The cloud: come for the cost savings (that would be hardware, physical security, cooling, operations personnel) stay for the agility. Given a few minutes and a credit card, your team can spin up a new environment. But what cloud model best meets your application’s needs in terms of technology and price?
Typically applications are hosted on the public cloud in an Infrastructure as a Service (IaaS) or Platform as a Service (PaaS) model. For IaaS, providers like Amazon and Microsoft rent you cloud-scale infrastructure with core features including bare metal and virtual machines, host operating systems, networks, firewalls, security and load balancing.
In the case of PaaS, in addition to infrastructure the provider rents you the operating system, the runtime environment, databases, middleware and web servers. Unless you have a nonstandard database or complex security issues, there are good reasons to deploy your application using a PaaS model. Your cloud provider is responsible for applying database and OS patches, and your database is replicated across geographical regions, with failover in case of data center outages. There are a variety of cloud options — like private and hybrid cloud — that make it easier for organizations to benefit from cloud infrastructure, whether they are startups or established enterprises, or anything in between.

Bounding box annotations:
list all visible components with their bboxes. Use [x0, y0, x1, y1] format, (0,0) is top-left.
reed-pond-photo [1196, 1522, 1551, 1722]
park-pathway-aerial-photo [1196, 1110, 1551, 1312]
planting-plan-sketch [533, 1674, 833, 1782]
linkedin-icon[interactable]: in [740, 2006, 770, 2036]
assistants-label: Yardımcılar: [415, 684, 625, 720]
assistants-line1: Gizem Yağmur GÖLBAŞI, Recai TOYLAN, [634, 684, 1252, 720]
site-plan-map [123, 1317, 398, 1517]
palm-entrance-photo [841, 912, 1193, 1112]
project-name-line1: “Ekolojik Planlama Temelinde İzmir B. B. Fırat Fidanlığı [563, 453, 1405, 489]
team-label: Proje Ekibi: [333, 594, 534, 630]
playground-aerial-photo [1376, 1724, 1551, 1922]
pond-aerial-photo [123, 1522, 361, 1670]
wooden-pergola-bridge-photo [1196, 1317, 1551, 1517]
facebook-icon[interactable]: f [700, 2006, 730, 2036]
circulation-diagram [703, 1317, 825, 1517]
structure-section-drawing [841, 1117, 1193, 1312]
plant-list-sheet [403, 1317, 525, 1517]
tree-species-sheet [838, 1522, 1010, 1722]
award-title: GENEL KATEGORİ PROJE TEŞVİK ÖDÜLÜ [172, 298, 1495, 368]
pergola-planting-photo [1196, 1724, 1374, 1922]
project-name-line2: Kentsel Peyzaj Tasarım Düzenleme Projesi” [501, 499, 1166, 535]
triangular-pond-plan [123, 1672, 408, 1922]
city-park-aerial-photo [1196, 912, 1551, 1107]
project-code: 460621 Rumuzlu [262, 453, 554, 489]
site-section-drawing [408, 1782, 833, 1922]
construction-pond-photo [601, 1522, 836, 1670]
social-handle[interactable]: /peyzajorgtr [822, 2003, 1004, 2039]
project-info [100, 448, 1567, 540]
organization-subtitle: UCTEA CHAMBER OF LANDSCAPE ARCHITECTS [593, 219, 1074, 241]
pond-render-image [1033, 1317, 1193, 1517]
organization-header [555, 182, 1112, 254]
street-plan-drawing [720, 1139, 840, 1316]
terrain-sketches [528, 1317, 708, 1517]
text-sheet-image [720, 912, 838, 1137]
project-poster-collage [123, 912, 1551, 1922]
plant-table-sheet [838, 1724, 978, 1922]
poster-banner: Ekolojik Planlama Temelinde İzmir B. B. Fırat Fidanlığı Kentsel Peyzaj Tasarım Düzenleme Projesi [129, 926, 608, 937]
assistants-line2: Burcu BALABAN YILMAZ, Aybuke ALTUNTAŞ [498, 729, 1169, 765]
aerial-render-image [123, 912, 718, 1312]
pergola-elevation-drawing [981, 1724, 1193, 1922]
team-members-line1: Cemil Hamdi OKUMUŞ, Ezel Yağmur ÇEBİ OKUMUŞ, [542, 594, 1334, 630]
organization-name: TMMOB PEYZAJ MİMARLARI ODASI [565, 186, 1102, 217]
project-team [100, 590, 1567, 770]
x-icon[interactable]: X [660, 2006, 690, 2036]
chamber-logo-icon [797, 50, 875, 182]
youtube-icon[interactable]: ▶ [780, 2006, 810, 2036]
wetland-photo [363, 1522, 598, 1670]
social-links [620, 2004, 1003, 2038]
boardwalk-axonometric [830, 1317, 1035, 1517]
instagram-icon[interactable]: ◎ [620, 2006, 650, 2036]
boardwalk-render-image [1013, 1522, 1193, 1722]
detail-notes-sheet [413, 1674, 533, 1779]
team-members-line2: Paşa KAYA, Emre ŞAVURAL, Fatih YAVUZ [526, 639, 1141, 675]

### [What is asked]
**1)** In the cloud text, what does a PaaS provider rent you in addition to infrastructure?
**2)** From the cloud text, extract the passage from "The cloud: come" up to and including "and load balancing.".

### [Solutions for each task]
**1)** The operating system, the runtime environment, databases, middleware and web servers.

**2)**
The cloud: come for the cost savings (that would be hardware, physical security, cooling, operations personnel) stay for the agility. Given a few minutes and a credit card, your team can spin up a new environment. But what cloud model best meets your application’s needs in terms of technology and price?
Typically applications are hosted on the public cloud in an Infrastructure as a Service (IaaS) or Platform as a Service (PaaS) model. For IaaS, providers like Amazon and Microsoft rent you cloud-scale infrastructure with core features including bare metal and virtual machines, host operating systems, networks, firewalls, security and load balancing.